Exercise task: Write out all entries word for word.

──────── Available records

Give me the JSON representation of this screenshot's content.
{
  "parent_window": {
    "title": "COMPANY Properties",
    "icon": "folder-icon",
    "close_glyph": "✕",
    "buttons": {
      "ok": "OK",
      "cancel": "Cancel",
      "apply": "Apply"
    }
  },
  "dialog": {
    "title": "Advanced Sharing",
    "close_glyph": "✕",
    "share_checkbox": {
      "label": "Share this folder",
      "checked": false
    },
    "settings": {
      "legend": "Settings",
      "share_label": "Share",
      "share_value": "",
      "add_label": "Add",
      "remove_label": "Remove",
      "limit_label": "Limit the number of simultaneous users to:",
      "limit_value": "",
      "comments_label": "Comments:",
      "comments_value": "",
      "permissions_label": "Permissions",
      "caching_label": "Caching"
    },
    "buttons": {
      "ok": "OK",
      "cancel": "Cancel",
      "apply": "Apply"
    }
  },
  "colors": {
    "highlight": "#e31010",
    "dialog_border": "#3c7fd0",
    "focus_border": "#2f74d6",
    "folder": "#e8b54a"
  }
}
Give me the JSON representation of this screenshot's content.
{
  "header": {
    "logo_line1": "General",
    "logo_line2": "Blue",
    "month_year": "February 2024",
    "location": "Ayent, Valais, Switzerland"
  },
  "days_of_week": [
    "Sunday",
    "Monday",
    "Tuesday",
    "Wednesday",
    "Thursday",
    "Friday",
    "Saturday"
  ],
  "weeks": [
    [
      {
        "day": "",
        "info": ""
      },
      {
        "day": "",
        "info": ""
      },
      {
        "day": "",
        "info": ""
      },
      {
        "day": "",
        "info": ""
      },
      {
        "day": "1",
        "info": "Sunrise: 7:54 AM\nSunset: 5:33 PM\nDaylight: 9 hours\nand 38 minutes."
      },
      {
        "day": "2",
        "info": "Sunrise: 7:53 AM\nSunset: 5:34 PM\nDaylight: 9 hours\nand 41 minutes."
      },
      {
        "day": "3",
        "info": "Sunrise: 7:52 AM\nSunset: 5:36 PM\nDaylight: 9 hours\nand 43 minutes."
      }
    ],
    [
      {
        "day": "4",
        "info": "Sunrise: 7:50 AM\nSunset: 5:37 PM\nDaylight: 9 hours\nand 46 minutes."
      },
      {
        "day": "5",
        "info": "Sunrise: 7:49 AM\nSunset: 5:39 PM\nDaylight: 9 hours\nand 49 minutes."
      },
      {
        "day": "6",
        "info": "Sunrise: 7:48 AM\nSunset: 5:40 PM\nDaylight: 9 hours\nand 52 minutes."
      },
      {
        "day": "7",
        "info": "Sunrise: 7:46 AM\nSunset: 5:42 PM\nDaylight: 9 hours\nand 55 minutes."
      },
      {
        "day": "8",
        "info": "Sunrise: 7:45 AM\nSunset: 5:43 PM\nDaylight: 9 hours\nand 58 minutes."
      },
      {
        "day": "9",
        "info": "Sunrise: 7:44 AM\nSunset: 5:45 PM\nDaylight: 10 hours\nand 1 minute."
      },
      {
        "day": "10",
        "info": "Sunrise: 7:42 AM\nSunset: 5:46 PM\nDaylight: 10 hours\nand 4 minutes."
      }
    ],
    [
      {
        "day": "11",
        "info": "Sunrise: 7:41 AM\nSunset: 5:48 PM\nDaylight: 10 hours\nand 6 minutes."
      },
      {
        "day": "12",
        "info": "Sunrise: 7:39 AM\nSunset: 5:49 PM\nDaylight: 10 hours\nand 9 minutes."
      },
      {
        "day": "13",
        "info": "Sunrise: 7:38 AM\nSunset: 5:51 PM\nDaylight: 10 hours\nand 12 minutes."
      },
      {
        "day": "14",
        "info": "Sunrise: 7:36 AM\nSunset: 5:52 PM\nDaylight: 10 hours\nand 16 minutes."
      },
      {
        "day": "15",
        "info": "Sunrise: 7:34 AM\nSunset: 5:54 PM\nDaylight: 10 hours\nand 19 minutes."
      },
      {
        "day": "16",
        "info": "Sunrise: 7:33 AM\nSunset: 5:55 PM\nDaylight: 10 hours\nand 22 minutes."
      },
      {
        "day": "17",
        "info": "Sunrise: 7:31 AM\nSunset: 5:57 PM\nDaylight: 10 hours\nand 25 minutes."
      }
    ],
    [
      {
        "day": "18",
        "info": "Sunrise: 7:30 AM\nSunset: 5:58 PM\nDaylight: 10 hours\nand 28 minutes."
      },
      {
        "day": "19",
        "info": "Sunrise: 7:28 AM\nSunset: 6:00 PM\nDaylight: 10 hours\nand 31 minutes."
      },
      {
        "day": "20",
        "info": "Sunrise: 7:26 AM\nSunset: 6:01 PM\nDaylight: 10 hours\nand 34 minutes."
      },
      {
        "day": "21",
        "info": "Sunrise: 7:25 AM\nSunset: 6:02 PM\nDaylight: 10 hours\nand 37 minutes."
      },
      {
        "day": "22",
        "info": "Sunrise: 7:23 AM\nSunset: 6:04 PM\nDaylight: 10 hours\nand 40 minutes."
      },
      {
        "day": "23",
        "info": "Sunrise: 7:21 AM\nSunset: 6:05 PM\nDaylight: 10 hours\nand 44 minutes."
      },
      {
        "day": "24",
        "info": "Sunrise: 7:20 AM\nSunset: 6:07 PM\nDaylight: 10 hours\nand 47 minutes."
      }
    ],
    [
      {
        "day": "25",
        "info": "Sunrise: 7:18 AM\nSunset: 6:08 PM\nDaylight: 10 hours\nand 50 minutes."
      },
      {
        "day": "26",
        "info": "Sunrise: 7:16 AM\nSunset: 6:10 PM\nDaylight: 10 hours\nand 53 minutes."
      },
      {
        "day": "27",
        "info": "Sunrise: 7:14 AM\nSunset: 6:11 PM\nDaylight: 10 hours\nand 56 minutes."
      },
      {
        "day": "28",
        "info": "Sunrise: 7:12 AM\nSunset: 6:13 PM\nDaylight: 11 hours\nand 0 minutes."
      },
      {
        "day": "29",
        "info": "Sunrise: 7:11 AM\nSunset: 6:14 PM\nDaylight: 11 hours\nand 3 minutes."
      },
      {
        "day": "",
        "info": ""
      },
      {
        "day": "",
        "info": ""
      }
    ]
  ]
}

────────────────

Reply:
Give me the JSON representation of this screenshot's content.
{
  "parent_window": {
    "title": "COMPANY Properties",
    "icon": "folder-icon",
    "close_glyph": "✕",
    "buttons": {
      "ok": "OK",
      "cancel": "Cancel",
      "apply": "Apply"
    }
  },
  "dialog": {
    "title": "Advanced Sharing",
    "close_glyph": "✕",
    "share_checkbox": {
      "label": "Share this folder",
      "checked": false
    },
    "settings": {
      "legend": "Settings",
      "share_label": "Share",
      "share_value": "",
      "add_label": "Add",
      "remove_label": "Remove",
      "limit_label": "Limit the number of simultaneous users to:",
      "limit_value": "",
      "comments_label": "Comments:",
      "comments_value": "",
      "permissions_label": "Permissions",
      "caching_label": "Caching"
    },
    "buttons": {
      "ok": "OK",
      "cancel": "Cancel",
      "apply": "Apply"
    }
  },
  "colors": {
    "highlight": "#e31010",
    "dialog_border": "#3c7fd0",
    "focus_border": "#2f74d6",
    "folder": "#e8b54a"
  }
}
Give me the JSON representation of this screenshot's content.
{
  "header": {
    "logo_line1": "General",
    "logo_line2": "Blue",
    "month_year": "February 2024",
    "location": "Ayent, Valais, Switzerland"
  },
  "days_of_week": [
    "Sunday",
    "Monday",
    "Tuesday",
    "Wednesday",
    "Thursday",
    "Friday",
    "Saturday"
  ],
  "weeks": [
    [
      {
        "day": "",
        "info": ""
      },
      {
        "day": "",
        "info": ""
      },
      {
        "day": "",
        "info": ""
      },
      {
        "day": "",
        "info": ""
      },
      {
        "day": "1",
        "info": "Sunrise: 7:54 AM\nSunset: 5:33 PM\nDaylight: 9 hours\nand 38 minutes."
      },
      {
        "day": "2",
        "info": "Sunrise: 7:53 AM\nSunset: 5:34 PM\nDaylight: 9 hours\nand 41 minutes."
      },
      {
        "day": "3",
        "info": "Sunrise: 7:52 AM\nSunset: 5:36 PM\nDaylight: 9 hours\nand 43 minutes."
      }
    ],
    [
      {
        "day": "4",
        "info": "Sunrise: 7:50 AM\nSunset: 5:37 PM\nDaylight: 9 hours\nand 46 minutes."
      },
      {
        "day": "5",
        "info": "Sunrise: 7:49 AM\nSunset: 5:39 PM\nDaylight: 9 hours\nand 49 minutes."
      },
      {
        "day": "6",
        "info": "Sunrise: 7:48 AM\nSunset: 5:40 PM\nDaylight: 9 hours\nand 52 minutes."
      },
      {
        "day": "7",
        "info": "Sunrise: 7:46 AM\nSunset: 5:42 PM\nDaylight: 9 hours\nand 55 minutes."
      },
      {
        "day": "8",
        "info": "Sunrise: 7:45 AM\nSunset: 5:43 PM\nDaylight: 9 hours\nand 58 minutes."
      },
      {
        "day": "9",
        "info": "Sunrise: 7:44 AM\nSunset: 5:45 PM\nDaylight: 10 hours\nand 1 minute."
      },
      {
        "day": "10",
        "info": "Sunrise: 7:42 AM\nSunset: 5:46 PM\nDaylight: 10 hours\nand 4 minutes."
      }
    ],
    [
      {
        "day": "11",
        "info": "Sunrise: 7:41 AM\nSunset: 5:48 PM\nDaylight: 10 hours\nand 6 minutes."
      },
      {
        "day": "12",
        "info": "Sunrise: 7:39 AM\nSunset: 5:49 PM\nDaylight: 10 hours\nand 9 minutes."
      },
      {
        "day": "13",
        "info": "Sunrise: 7:38 AM\nSunset: 5:51 PM\nDaylight: 10 hours\nand 12 minutes."
      },
      {
        "day": "14",
        "info": "Sunrise: 7:36 AM\nSunset: 5:52 PM\nDaylight: 10 hours\nand 16 minutes."
      },
      {
        "day": "15",
        "info": "Sunrise: 7:34 AM\nSunset: 5:54 PM\nDaylight: 10 hours\nand 19 minutes."
      },
      {
        "day": "16",
        "info": "Sunrise: 7:33 AM\nSunset: 5:55 PM\nDaylight: 10 hours\nand 22 minutes."
      },
      {
        "day": "17",
        "info": "Sunrise: 7:31 AM\nSunset: 5:57 PM\nDaylight: 10 hours\nand 25 minutes."
      }
    ],
    [
      {
        "day": "18",
        "info": "Sunrise: 7:30 AM\nSunset: 5:58 PM\nDaylight: 10 hours\nand 28 minutes."
      },
      {
        "day": "19",
        "info": "Sunrise: 7:28 AM\nSunset: 6:00 PM\nDaylight: 10 hours\nand 31 minutes."
      },
      {
        "day": "20",
        "info": "Sunrise: 7:26 AM\nSunset: 6:01 PM\nDaylight: 10 hours\nand 34 minutes."
      },
      {
        "day": "21",
        "info": "Sunrise: 7:25 AM\nSunset: 6:02 PM\nDaylight: 10 hours\nand 37 minutes."
      },
      {
        "day": "22",
        "info": "Sunrise: 7:23 AM\nSunset: 6:04 PM\nDaylight: 10 hours\nand 40 minutes."
      },
      {
        "day": "23",
        "info": "Sunrise: 7:21 AM\nSunset: 6:05 PM\nDaylight: 10 hours\nand 44 minutes."
      },
      {
        "day": "24",
        "info": "Sunrise: 7:20 AM\nSunset: 6:07 PM\nDaylight: 10 hours\nand 47 minutes."
      }
    ],
    [
      {
        "day": "25",
        "info": "Sunrise: 7:18 AM\nSunset: 6:08 PM\nDaylight: 10 hours\nand 50 minutes."
      },
      {
        "day": "26",
        "info": "Sunrise: 7:16 AM\nSunset: 6:10 PM\nDaylight: 10 hours\nand 53 minutes."
      },
      {
        "day": "27",
        "info": "Sunrise: 7:14 AM\nSunset: 6:11 PM\nDaylight: 10 hours\nand 56 minutes."
      },
      {
        "day": "28",
        "info": "Sunrise: 7:12 AM\nSunset: 6:13 PM\nDaylight: 11 hours\nand 0 minutes."
      },
      {
        "day": "29",
        "info": "Sunrise: 7:11 AM\nSunset: 6:14 PM\nDaylight: 11 hours\nand 3 minutes."
      },
      {
        "day": "",
        "info": ""
      },
      {
        "day": "",
        "info": ""
      }
    ]
  ]
}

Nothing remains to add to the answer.